=== INPUT ROWS ===
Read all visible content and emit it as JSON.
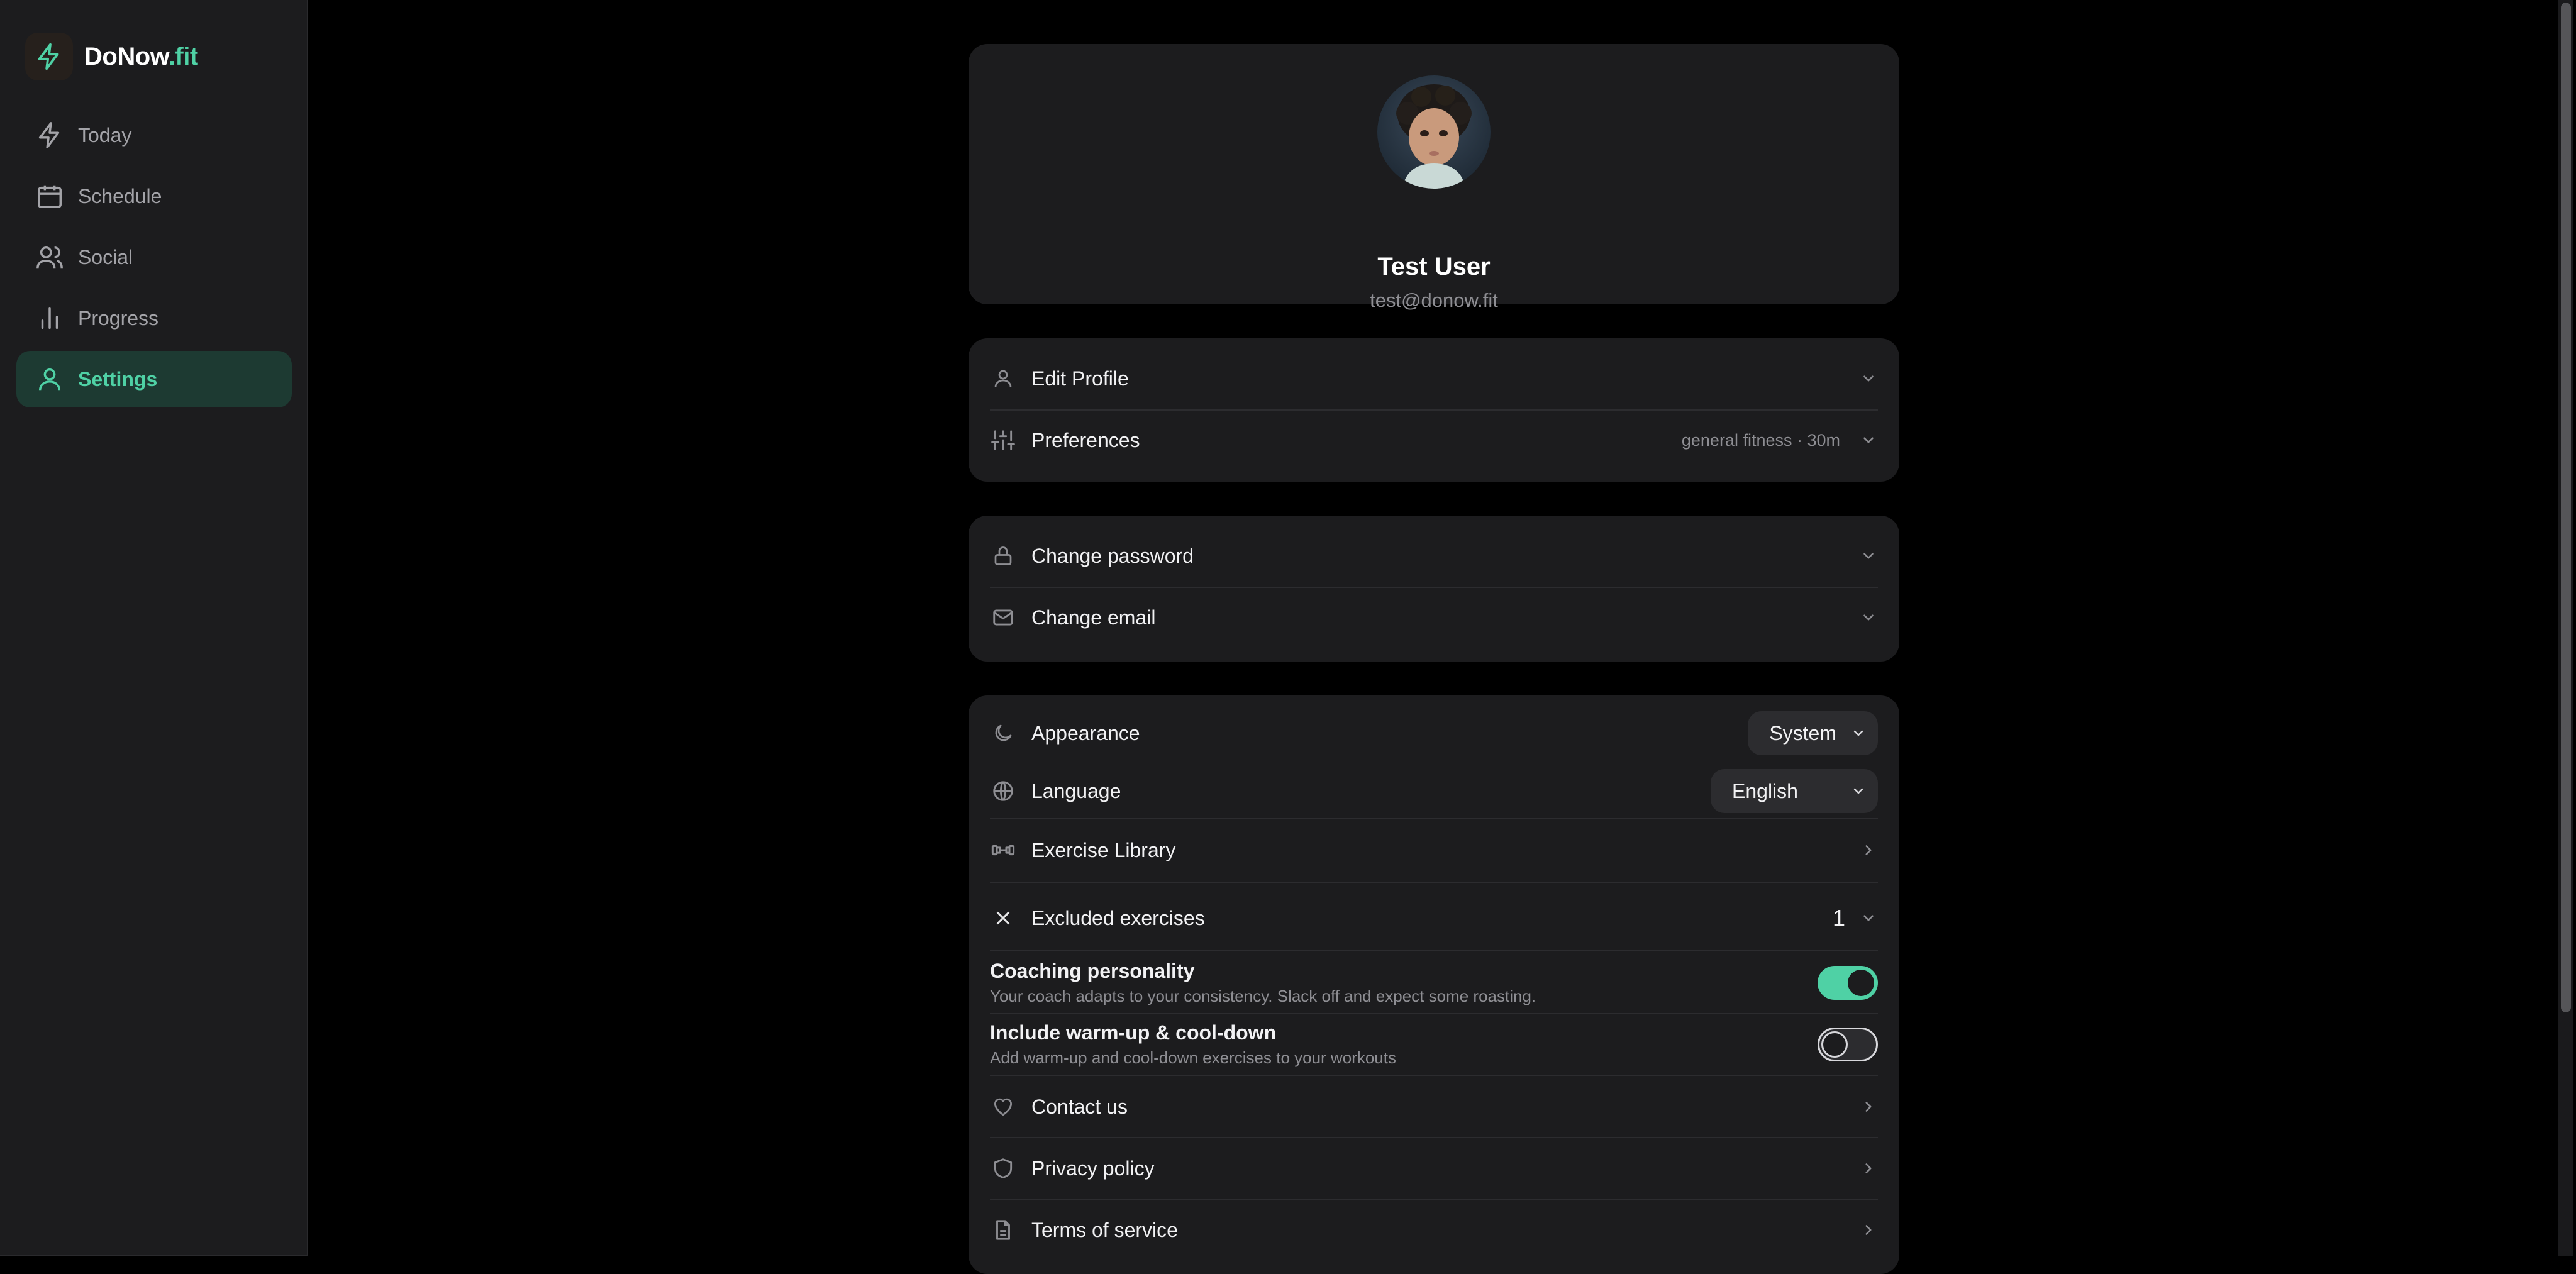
{
  "brand": {
    "name_main": "DoNow",
    "name_accent": ".fit"
  },
  "nav": {
    "items": [
      {
        "label": "Today",
        "icon": "bolt-icon",
        "active": false
      },
      {
        "label": "Schedule",
        "icon": "calendar-icon",
        "active": false
      },
      {
        "label": "Social",
        "icon": "users-icon",
        "active": false
      },
      {
        "label": "Progress",
        "icon": "bar-chart-icon",
        "active": false
      },
      {
        "label": "Settings",
        "icon": "user-icon",
        "active": true
      }
    ]
  },
  "profile": {
    "name": "Test User",
    "email": "test@donow.fit"
  },
  "account": {
    "edit_profile": "Edit Profile",
    "preferences": "Preferences",
    "preferences_meta": "general fitness · 30m"
  },
  "security": {
    "change_password": "Change password",
    "change_email": "Change email"
  },
  "settings": {
    "appearance": {
      "label": "Appearance",
      "value": "System"
    },
    "language": {
      "label": "Language",
      "value": "English"
    },
    "exercise_library": "Exercise Library",
    "excluded": {
      "label": "Excluded exercises",
      "count": "1"
    },
    "coaching": {
      "title": "Coaching personality",
      "desc": "Your coach adapts to your consistency. Slack off and expect some roasting.",
      "enabled": true
    },
    "warmup": {
      "title": "Include warm-up & cool-down",
      "desc": "Add warm-up and cool-down exercises to your workouts",
      "enabled": false
    },
    "contact": "Contact us",
    "privacy": "Privacy policy",
    "terms": "Terms of service"
  },
  "colors": {
    "accent": "#4fd1a5",
    "card": "#1c1c1e",
    "background": "#000000"
  }
}
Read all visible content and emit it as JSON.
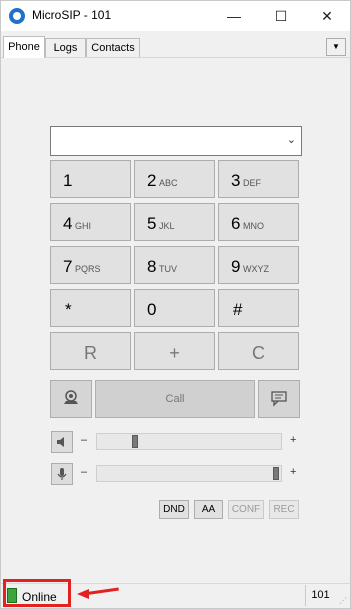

=== SHORT EXERCISE ===
Repeat the listing verbatim. Skip the pictures.

=== EXERCISE OUTPUT ===
Read all visible content and emit it as JSON.
{
  "brand": {
    "name_main": "DoNow",
    "name_accent": ".fit"
  },
  "nav": {
    "items": [
      {
        "label": "Today",
        "icon": "bolt-icon",
        "active": false
      },
      {
        "label": "Schedule",
        "icon": "calendar-icon",
        "active": false
      },
      {
        "label": "Social",
        "icon": "users-icon",
        "active": false
      },
      {
        "label": "Progress",
        "icon": "bar-chart-icon",
        "active": false
      },
      {
        "label": "Settings",
        "icon": "user-icon",
        "active": true
      }
    ]
  },
  "profile": {
    "name": "Test User",
    "email": "test@donow.fit"
  },
  "account": {
    "edit_profile": "Edit Profile",
    "preferences": "Preferences",
    "preferences_meta": "general fitness · 30m"
  },
  "security": {
    "change_password": "Change password",
    "change_email": "Change email"
  },
  "settings": {
    "appearance": {
      "label": "Appearance",
      "value": "System"
    },
    "language": {
      "label": "Language",
      "value": "English"
    },
    "exercise_library": "Exercise Library",
    "excluded": {
      "label": "Excluded exercises",
      "count": "1"
    },
    "coaching": {
      "title": "Coaching personality",
      "desc": "Your coach adapts to your consistency. Slack off and expect some roasting.",
      "enabled": true
    },
    "warmup": {
      "title": "Include warm-up & cool-down",
      "desc": "Add warm-up and cool-down exercises to your workouts",
      "enabled": false
    },
    "contact": "Contact us",
    "privacy": "Privacy policy",
    "terms": "Terms of service"
  },
  "colors": {
    "accent": "#4fd1a5",
    "card": "#1c1c1e",
    "background": "#000000"
  }
}
Read all visible content and emit it as JSON.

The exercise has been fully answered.